• EXERCISE PROMPT
Listed below are entries; give the number of lines among them that include "Launch", and only that number.

• EXERCISE INPUT
########
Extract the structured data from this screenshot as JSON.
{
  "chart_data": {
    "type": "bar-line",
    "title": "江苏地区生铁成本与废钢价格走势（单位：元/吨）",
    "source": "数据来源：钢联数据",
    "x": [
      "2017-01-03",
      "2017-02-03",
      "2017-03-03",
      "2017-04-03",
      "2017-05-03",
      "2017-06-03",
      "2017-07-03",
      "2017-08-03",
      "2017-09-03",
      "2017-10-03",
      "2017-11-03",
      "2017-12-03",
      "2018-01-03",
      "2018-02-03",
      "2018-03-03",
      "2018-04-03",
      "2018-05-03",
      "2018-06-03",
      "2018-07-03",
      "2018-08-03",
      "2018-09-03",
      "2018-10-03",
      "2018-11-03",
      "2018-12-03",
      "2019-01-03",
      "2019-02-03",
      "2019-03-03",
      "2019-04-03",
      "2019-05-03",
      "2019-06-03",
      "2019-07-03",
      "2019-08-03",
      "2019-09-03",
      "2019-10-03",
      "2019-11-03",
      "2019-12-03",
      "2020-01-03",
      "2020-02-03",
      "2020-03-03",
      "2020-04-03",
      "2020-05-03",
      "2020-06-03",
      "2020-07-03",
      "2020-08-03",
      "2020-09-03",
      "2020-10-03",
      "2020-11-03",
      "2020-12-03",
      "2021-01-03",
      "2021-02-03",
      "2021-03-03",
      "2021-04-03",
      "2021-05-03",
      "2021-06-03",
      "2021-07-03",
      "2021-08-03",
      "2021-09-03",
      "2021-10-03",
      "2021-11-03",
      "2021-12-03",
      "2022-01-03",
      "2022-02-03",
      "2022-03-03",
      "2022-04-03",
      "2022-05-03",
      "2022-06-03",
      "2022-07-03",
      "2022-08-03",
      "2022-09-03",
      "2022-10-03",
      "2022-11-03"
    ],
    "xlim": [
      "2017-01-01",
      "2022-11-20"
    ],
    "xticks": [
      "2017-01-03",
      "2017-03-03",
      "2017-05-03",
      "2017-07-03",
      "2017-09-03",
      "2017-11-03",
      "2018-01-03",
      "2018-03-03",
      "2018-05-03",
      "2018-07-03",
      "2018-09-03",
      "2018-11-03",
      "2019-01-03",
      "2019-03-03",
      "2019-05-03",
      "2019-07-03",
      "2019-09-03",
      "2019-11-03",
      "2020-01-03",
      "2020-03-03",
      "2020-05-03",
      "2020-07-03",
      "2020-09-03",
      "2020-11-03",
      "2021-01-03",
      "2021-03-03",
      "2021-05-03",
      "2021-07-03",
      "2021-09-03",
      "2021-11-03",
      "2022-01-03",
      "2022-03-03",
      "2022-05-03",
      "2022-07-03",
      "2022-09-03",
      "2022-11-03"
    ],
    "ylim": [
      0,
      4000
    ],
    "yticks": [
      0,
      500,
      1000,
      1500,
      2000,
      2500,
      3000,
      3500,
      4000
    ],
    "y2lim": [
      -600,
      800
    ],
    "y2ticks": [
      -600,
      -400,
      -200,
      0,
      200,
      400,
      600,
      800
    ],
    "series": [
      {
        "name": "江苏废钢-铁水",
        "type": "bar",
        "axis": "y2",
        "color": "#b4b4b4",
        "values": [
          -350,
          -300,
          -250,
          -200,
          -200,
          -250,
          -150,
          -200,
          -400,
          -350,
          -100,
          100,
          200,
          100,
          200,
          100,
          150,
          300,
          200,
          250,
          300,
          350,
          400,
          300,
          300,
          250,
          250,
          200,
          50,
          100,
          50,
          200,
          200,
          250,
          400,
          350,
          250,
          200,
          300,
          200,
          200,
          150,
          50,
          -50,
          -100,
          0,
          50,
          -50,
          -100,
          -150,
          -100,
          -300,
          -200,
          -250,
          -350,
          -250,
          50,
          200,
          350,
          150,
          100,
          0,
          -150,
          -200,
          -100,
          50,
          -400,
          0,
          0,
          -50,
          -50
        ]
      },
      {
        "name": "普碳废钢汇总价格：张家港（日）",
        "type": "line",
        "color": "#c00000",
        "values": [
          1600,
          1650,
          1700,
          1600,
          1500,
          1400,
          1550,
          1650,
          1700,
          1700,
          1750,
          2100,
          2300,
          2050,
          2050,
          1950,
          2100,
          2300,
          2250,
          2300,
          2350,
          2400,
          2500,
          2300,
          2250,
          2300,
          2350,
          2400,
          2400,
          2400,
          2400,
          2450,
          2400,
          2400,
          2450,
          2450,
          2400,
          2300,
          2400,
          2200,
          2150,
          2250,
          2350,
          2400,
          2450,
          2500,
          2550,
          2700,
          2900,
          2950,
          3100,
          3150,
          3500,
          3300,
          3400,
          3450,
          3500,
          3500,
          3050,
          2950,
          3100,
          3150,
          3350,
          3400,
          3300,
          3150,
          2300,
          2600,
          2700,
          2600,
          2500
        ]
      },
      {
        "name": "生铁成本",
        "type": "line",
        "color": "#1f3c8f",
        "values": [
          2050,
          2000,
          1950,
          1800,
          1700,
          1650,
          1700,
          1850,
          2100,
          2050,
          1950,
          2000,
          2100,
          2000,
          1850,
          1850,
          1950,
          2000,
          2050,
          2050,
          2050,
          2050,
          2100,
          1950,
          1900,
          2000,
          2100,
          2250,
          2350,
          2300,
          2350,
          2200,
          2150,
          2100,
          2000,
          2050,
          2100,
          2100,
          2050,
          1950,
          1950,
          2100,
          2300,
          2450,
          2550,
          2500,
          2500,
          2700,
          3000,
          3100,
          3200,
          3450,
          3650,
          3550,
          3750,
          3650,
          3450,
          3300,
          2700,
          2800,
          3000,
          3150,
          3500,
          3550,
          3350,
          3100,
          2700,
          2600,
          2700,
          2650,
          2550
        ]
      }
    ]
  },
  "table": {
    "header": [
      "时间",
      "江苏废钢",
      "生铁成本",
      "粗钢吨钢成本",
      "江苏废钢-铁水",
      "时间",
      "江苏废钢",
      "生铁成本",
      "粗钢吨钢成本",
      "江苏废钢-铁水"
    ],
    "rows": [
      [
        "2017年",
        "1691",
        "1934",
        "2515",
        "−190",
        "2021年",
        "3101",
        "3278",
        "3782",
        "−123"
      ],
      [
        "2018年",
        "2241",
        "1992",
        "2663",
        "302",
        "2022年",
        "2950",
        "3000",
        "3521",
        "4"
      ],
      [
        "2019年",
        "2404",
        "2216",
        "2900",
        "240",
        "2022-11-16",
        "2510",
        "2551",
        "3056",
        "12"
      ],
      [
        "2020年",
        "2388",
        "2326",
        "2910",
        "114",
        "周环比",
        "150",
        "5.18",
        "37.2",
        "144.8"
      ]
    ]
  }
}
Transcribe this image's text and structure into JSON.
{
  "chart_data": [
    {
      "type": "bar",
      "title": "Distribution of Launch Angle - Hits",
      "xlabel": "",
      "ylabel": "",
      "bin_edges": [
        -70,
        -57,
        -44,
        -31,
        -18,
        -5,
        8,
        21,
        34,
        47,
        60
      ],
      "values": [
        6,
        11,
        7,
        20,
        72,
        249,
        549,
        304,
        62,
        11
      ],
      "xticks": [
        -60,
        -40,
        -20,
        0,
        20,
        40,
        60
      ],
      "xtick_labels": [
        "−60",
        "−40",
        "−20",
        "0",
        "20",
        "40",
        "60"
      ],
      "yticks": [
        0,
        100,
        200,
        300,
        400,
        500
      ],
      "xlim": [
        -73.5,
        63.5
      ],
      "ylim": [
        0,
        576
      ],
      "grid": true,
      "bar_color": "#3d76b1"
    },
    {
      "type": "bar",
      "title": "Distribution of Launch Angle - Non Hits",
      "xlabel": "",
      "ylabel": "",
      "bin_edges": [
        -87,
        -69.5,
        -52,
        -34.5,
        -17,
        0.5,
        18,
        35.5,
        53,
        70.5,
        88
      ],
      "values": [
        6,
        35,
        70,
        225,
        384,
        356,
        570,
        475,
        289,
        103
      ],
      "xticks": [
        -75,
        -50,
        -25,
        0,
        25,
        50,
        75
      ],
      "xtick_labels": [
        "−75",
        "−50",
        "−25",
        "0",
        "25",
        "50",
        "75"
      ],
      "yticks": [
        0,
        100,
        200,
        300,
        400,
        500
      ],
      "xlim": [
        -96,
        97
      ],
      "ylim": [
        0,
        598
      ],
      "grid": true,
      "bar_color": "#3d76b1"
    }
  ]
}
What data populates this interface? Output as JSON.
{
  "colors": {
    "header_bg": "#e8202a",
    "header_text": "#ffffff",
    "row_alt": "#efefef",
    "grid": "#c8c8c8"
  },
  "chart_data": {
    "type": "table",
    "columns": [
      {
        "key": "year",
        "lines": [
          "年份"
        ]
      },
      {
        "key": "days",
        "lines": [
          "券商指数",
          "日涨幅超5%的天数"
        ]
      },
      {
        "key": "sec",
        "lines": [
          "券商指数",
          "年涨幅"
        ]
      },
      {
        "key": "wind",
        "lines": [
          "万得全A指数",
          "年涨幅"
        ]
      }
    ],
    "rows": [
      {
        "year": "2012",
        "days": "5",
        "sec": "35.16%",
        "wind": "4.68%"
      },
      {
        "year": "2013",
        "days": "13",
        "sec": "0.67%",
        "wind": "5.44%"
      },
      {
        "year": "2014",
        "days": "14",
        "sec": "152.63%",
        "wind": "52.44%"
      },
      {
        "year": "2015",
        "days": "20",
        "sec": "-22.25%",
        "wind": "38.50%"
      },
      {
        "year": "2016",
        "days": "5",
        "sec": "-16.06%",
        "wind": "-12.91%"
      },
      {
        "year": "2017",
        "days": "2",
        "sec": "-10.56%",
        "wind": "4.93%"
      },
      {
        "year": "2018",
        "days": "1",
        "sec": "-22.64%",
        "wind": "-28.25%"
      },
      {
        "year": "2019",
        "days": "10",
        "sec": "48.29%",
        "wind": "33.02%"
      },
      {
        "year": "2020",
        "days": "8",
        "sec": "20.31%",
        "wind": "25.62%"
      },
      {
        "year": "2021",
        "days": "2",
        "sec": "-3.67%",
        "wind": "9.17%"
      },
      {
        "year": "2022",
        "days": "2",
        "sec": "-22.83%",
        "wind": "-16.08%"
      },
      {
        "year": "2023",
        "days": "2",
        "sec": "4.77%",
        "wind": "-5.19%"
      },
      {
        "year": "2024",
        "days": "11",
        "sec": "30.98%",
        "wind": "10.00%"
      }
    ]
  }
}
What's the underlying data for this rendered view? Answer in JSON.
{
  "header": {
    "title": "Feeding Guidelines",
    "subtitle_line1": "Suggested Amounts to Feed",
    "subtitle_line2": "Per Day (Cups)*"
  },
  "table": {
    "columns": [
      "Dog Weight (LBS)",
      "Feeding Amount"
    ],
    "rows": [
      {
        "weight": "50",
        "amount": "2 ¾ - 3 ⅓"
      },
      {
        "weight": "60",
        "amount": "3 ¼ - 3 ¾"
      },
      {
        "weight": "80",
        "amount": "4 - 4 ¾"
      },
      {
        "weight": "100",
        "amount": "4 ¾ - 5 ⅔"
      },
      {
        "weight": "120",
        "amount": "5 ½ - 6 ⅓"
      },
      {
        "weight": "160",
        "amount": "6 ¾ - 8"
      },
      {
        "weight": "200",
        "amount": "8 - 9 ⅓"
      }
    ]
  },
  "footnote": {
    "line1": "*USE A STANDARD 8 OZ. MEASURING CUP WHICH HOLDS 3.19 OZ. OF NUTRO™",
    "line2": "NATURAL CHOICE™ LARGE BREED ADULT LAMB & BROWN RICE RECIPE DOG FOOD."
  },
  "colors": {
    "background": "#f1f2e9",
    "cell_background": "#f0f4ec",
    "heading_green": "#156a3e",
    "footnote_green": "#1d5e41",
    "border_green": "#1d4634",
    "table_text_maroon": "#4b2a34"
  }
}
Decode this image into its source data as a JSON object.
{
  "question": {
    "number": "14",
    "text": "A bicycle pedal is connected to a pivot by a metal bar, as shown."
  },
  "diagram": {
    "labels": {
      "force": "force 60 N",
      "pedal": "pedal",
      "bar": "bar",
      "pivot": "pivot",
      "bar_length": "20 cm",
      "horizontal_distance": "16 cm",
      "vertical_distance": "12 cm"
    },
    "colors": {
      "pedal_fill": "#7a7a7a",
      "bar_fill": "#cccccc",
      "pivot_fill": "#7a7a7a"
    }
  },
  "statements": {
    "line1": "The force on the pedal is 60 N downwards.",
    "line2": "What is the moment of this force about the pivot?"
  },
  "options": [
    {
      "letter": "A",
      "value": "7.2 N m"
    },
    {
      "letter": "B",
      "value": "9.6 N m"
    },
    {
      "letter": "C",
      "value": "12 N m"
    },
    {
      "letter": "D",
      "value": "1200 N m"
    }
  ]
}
########
• TASK RESULT
2